The request:
The data below must be copied in full and without any change.

## Begin

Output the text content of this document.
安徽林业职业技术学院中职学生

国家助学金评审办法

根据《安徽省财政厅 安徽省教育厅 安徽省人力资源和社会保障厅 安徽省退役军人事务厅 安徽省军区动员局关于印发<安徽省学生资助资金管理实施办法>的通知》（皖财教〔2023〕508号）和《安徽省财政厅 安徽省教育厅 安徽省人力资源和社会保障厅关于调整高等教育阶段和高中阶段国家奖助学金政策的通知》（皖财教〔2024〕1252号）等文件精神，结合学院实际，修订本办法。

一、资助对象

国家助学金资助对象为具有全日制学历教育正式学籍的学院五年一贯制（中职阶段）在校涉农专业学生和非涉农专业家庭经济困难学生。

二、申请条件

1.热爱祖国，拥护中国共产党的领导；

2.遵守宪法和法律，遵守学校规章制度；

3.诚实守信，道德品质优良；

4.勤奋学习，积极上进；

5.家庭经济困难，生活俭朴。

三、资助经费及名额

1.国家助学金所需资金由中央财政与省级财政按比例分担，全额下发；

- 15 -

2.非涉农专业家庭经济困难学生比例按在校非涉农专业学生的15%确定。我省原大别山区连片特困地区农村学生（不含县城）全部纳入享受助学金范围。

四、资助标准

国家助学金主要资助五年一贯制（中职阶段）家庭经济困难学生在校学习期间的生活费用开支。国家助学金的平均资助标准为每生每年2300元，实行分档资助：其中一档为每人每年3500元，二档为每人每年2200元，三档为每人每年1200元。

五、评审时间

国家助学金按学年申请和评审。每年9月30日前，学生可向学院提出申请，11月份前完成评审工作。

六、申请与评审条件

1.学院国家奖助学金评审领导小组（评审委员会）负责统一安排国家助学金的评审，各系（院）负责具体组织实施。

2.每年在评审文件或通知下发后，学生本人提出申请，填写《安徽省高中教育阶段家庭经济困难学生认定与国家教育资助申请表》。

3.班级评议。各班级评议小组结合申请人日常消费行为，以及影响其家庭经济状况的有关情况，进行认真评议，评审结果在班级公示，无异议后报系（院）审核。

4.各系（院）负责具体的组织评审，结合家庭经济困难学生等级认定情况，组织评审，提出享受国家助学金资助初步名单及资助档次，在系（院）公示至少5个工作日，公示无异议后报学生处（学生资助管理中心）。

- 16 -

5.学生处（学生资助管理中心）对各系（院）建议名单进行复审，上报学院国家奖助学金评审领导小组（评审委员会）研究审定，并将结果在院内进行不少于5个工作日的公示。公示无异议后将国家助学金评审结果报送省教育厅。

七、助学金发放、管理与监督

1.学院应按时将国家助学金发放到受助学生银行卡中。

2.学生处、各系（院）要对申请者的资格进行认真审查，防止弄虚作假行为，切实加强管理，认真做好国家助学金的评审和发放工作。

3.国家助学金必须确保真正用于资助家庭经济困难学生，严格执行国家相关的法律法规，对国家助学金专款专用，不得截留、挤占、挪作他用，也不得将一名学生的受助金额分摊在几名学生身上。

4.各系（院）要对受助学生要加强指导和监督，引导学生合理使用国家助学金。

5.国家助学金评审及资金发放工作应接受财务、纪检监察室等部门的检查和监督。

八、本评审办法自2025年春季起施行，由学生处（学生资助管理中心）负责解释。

## End

Final answer:
Output the text content of this document.
安徽林业职业技术学院中职学生

国家助学金评审办法

根据《安徽省财政厅 安徽省教育厅 安徽省人力资源和社会保障厅 安徽省退役军人事务厅 安徽省军区动员局关于印发<安徽省学生资助资金管理实施办法>的通知》（皖财教〔2023〕508号）和《安徽省财政厅 安徽省教育厅 安徽省人力资源和社会保障厅关于调整高等教育阶段和高中阶段国家奖助学金政策的通知》（皖财教〔2024〕1252号）等文件精神，结合学院实际，修订本办法。

一、资助对象

国家助学金资助对象为具有全日制学历教育正式学籍的学院五年一贯制（中职阶段）在校涉农专业学生和非涉农专业家庭经济困难学生。

二、申请条件

1.热爱祖国，拥护中国共产党的领导；

2.遵守宪法和法律，遵守学校规章制度；

3.诚实守信，道德品质优良；

4.勤奋学习，积极上进；

5.家庭经济困难，生活俭朴。

三、资助经费及名额

1.国家助学金所需资金由中央财政与省级财政按比例分担，全额下发；

- 15 -

2.非涉农专业家庭经济困难学生比例按在校非涉农专业学生的15%确定。我省原大别山区连片特困地区农村学生（不含县城）全部纳入享受助学金范围。

四、资助标准

国家助学金主要资助五年一贯制（中职阶段）家庭经济困难学生在校学习期间的生活费用开支。国家助学金的平均资助标准为每生每年2300元，实行分档资助：其中一档为每人每年3500元，二档为每人每年2200元，三档为每人每年1200元。

五、评审时间

国家助学金按学年申请和评审。每年9月30日前，学生可向学院提出申请，11月份前完成评审工作。

六、申请与评审条件

1.学院国家奖助学金评审领导小组（评审委员会）负责统一安排国家助学金的评审，各系（院）负责具体组织实施。

2.每年在评审文件或通知下发后，学生本人提出申请，填写《安徽省高中教育阶段家庭经济困难学生认定与国家教育资助申请表》。

3.班级评议。各班级评议小组结合申请人日常消费行为，以及影响其家庭经济状况的有关情况，进行认真评议，评审结果在班级公示，无异议后报系（院）审核。

4.各系（院）负责具体的组织评审，结合家庭经济困难学生等级认定情况，组织评审，提出享受国家助学金资助初步名单及资助档次，在系（院）公示至少5个工作日，公示无异议后报学生处（学生资助管理中心）。

- 16 -

5.学生处（学生资助管理中心）对各系（院）建议名单进行复审，上报学院国家奖助学金评审领导小组（评审委员会）研究审定，并将结果在院内进行不少于5个工作日的公示。公示无异议后将国家助学金评审结果报送省教育厅。

七、助学金发放、管理与监督

1.学院应按时将国家助学金发放到受助学生银行卡中。

2.学生处、各系（院）要对申请者的资格进行认真审查，防止弄虚作假行为，切实加强管理，认真做好国家助学金的评审和发放工作。

3.国家助学金必须确保真正用于资助家庭经济困难学生，严格执行国家相关的法律法规，对国家助学金专款专用，不得截留、挤占、挪作他用，也不得将一名学生的受助金额分摊在几名学生身上。

4.各系（院）要对受助学生要加强指导和监督，引导学生合理使用国家助学金。

5.国家助学金评审及资金发放工作应接受财务、纪检监察室等部门的检查和监督。

八、本评审办法自2025年春季起施行，由学生处（学生资助管理中心）负责解释。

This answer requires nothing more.